Given task.
Check every line below for the word "Notes" and show those that hold it.

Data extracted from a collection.
-*-*-

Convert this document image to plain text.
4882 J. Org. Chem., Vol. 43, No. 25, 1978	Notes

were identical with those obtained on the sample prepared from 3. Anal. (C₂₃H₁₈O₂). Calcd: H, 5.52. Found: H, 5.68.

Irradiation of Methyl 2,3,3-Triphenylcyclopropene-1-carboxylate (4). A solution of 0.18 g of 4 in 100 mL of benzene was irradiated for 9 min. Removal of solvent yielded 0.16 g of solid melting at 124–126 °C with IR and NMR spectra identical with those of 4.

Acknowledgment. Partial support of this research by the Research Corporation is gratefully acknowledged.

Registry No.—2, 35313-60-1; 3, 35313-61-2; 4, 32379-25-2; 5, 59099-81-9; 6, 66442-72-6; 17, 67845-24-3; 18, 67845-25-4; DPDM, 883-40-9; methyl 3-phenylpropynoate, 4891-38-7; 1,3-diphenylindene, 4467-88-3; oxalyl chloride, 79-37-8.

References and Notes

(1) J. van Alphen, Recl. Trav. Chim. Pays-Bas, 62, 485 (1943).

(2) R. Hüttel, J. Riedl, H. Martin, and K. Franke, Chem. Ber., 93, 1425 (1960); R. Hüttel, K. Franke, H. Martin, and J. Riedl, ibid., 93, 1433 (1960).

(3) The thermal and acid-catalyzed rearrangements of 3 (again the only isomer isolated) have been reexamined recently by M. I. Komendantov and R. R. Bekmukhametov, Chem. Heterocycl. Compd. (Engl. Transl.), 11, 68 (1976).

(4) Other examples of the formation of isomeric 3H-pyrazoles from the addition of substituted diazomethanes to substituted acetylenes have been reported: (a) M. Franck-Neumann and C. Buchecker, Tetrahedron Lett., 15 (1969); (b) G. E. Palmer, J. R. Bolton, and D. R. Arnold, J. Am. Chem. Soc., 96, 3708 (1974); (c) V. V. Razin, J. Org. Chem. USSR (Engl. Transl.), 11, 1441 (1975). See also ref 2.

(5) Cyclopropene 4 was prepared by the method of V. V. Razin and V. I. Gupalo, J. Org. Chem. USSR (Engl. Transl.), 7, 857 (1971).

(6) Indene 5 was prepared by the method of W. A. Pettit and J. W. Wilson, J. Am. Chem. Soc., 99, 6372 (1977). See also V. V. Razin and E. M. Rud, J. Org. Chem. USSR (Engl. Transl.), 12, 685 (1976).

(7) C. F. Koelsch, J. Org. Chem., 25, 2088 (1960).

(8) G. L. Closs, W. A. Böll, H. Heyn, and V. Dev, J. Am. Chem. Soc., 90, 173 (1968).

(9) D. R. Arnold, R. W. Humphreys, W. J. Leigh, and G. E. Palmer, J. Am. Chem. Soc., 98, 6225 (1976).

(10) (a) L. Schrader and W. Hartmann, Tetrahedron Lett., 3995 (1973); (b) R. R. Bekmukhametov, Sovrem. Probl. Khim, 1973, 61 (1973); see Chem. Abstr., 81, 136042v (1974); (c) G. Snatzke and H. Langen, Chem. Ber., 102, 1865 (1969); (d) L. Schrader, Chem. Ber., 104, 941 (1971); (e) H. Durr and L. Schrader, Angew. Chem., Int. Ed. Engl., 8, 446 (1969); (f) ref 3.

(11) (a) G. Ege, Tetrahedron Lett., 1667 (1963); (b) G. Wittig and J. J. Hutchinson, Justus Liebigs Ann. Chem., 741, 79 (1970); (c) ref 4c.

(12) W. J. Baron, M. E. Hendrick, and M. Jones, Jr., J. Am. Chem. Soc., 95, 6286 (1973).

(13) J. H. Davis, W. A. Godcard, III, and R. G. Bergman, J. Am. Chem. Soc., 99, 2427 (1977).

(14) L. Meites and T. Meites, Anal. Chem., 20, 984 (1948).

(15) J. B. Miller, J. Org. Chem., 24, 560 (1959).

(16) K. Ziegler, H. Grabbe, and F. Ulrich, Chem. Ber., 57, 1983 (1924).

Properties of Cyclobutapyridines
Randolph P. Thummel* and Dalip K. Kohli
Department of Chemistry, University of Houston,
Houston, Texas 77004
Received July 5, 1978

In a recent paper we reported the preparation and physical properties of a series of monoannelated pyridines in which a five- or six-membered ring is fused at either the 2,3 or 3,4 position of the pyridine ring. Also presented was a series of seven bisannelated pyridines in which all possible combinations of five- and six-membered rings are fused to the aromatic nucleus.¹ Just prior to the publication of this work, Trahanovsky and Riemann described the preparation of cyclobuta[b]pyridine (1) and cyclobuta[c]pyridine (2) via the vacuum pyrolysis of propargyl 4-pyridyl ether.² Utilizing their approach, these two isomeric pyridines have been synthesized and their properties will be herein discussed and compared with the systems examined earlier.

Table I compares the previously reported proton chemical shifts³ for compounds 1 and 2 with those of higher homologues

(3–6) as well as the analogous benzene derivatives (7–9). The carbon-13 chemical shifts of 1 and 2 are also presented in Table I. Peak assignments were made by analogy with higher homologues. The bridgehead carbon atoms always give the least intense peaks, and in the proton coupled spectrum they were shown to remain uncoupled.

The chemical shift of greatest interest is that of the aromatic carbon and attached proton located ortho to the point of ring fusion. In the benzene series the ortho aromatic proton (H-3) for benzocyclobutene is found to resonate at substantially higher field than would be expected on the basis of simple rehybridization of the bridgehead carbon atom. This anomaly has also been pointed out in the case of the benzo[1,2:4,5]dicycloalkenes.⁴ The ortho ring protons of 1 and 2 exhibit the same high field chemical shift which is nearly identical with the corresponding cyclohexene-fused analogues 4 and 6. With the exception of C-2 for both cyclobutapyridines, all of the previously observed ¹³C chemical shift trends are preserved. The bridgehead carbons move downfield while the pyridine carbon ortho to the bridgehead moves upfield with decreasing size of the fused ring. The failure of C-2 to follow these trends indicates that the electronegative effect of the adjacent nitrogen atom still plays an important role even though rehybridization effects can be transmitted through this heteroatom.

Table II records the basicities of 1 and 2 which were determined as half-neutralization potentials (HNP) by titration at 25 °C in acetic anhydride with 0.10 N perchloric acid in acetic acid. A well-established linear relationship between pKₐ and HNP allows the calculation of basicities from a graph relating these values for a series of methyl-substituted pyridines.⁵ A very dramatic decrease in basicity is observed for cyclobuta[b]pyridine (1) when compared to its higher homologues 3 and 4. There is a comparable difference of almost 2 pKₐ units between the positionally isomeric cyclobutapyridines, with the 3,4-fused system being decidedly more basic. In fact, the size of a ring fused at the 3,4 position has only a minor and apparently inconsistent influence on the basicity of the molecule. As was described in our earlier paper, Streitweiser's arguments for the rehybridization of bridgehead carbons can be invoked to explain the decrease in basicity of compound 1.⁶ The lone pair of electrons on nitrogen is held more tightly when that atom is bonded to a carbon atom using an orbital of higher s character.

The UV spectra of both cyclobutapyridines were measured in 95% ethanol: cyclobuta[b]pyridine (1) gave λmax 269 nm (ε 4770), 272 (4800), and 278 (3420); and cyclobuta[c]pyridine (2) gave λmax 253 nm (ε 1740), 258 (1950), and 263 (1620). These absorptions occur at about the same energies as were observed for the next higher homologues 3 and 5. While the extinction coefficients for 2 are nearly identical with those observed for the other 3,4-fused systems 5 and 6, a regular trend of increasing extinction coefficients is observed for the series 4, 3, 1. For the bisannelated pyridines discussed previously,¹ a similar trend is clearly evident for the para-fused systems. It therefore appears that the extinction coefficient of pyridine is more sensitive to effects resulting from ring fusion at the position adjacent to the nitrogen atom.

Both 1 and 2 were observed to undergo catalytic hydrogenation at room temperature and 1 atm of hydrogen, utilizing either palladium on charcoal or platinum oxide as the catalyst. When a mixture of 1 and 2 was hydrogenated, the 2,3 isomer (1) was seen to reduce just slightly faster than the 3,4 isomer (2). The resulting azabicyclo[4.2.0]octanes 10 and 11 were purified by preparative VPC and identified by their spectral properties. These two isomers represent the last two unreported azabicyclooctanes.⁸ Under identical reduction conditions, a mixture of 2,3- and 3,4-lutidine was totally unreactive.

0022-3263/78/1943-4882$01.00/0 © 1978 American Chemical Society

-*-*-

Output below.
4882 J. Org. Chem., Vol. 43, No. 25, 1978	Notes
References and Notes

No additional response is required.